* _Given problem_:
Report how many lines contain "involves". Give the number and nothing else.

#### Records to use ####

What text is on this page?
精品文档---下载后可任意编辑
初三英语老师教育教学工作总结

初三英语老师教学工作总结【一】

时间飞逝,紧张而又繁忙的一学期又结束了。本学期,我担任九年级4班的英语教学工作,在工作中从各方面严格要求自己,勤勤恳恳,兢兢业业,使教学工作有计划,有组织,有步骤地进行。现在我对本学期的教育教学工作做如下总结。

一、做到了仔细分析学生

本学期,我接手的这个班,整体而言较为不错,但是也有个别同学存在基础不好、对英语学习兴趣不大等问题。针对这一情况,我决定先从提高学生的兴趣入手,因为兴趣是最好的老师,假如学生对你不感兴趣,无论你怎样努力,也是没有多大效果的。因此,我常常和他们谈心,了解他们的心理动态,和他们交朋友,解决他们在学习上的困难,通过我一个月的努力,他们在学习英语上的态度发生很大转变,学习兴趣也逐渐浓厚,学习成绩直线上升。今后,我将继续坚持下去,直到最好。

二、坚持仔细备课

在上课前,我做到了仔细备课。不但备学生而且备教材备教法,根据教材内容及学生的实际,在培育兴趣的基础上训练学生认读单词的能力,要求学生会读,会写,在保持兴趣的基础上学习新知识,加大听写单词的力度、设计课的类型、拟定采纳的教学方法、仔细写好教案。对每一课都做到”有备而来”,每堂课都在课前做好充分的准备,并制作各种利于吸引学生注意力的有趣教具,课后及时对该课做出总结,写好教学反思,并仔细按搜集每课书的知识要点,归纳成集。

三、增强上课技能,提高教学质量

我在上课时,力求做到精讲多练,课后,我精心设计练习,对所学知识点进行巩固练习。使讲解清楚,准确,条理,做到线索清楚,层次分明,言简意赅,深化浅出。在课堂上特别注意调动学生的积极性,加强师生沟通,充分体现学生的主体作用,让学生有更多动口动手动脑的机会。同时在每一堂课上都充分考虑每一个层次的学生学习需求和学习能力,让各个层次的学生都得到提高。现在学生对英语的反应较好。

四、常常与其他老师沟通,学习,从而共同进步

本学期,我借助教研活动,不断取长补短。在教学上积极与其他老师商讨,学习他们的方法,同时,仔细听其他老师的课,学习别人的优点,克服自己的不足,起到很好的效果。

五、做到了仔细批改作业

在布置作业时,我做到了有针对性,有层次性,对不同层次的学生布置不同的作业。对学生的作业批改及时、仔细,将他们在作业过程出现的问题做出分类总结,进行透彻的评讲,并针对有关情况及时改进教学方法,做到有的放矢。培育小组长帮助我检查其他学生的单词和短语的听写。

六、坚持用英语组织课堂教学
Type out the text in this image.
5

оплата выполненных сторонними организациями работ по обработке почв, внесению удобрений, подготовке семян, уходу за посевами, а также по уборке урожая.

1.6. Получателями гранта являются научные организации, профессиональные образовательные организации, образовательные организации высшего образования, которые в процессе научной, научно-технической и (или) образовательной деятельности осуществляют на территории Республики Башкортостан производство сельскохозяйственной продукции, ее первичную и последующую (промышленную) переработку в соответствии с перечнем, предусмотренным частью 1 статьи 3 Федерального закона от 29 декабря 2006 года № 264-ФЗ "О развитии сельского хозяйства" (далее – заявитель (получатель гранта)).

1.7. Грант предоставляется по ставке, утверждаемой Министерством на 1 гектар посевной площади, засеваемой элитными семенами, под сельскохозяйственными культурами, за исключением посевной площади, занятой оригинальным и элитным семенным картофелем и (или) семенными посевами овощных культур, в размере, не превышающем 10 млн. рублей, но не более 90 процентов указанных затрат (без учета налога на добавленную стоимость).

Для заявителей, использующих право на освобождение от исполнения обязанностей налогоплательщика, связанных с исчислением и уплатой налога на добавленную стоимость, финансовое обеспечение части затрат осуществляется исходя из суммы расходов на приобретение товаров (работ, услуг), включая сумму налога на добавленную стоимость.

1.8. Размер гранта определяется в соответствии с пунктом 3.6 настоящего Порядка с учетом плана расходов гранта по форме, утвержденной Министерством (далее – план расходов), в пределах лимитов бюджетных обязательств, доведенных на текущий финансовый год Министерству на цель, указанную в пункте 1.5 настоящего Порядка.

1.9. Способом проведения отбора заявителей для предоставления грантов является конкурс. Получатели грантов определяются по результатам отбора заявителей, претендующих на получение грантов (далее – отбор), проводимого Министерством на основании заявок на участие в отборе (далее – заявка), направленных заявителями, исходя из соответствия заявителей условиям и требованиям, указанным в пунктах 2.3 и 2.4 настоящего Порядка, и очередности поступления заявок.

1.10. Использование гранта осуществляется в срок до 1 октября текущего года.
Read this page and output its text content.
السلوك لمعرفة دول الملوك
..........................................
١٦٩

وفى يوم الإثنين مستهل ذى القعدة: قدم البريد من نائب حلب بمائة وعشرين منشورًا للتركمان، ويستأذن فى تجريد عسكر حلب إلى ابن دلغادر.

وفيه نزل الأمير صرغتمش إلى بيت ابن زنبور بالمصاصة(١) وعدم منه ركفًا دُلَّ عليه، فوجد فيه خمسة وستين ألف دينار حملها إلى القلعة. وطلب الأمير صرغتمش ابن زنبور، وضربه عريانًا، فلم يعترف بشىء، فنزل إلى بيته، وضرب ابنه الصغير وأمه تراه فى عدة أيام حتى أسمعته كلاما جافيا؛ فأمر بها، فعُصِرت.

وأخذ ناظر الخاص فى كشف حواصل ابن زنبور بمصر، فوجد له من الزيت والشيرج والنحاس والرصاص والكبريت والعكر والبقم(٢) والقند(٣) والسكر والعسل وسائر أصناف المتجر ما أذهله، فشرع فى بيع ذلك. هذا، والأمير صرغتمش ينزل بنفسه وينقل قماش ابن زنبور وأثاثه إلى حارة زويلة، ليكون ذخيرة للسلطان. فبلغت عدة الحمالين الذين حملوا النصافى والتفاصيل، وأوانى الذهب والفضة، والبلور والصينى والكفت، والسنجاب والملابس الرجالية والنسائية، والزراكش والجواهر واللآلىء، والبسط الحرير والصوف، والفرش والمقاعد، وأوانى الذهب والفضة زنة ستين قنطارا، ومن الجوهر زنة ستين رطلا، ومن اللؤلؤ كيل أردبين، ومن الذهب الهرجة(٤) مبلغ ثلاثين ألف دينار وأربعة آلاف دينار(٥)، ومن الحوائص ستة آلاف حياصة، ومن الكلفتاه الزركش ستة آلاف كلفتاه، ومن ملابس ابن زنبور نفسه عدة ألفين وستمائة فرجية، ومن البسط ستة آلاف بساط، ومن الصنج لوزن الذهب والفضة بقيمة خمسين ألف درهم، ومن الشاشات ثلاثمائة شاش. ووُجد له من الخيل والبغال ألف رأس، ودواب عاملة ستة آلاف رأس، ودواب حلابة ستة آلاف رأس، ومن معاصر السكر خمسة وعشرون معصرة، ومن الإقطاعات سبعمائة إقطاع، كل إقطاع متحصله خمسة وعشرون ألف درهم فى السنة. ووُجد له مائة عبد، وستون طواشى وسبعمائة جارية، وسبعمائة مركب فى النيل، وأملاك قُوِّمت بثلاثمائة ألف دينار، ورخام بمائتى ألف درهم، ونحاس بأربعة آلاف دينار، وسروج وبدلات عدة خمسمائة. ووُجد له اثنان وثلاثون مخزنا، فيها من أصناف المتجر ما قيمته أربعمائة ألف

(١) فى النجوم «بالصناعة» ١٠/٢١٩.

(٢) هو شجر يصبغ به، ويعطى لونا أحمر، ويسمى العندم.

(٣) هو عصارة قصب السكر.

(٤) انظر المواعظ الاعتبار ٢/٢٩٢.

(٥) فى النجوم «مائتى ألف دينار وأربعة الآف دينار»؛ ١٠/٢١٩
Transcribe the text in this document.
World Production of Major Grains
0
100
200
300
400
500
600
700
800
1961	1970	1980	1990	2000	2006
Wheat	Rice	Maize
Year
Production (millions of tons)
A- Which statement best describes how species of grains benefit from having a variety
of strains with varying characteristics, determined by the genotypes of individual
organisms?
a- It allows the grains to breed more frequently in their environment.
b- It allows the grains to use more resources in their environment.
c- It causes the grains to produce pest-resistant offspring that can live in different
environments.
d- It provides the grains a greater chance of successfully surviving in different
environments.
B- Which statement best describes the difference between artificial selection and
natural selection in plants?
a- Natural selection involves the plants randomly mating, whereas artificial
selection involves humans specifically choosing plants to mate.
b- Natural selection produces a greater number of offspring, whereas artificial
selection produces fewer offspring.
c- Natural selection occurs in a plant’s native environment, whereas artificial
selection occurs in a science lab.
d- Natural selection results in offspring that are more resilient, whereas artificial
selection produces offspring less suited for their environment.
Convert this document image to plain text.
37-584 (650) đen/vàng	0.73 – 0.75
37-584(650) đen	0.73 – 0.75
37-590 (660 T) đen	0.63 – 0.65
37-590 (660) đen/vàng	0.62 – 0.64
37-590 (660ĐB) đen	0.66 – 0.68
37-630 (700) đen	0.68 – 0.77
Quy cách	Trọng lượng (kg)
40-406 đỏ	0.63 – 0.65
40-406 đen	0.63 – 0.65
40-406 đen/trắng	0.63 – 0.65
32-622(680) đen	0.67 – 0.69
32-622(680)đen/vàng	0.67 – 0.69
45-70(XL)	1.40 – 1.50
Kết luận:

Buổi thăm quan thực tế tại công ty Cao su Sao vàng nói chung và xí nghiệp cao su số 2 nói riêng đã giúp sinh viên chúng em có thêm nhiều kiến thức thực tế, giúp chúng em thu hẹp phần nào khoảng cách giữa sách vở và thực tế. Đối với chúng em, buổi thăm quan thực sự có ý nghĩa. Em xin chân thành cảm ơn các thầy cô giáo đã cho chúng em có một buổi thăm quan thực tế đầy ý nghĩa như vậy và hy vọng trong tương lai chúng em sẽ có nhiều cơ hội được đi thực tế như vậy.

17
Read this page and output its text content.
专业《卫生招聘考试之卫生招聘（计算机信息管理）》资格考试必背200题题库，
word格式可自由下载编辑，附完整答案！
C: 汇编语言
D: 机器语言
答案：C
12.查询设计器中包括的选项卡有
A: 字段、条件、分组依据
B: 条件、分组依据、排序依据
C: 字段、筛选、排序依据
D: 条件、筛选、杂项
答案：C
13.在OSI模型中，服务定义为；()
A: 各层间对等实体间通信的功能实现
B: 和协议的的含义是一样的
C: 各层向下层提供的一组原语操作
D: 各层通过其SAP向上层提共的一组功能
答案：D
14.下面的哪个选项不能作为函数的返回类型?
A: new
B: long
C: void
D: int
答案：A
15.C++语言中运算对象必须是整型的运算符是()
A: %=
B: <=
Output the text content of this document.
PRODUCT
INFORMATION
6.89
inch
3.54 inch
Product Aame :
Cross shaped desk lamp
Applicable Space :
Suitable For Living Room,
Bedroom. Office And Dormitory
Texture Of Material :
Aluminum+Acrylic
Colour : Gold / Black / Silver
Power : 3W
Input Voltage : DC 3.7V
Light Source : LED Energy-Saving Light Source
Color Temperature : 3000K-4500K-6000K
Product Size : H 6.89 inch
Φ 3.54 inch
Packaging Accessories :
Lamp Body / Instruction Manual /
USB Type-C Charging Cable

####

* _The result_:
2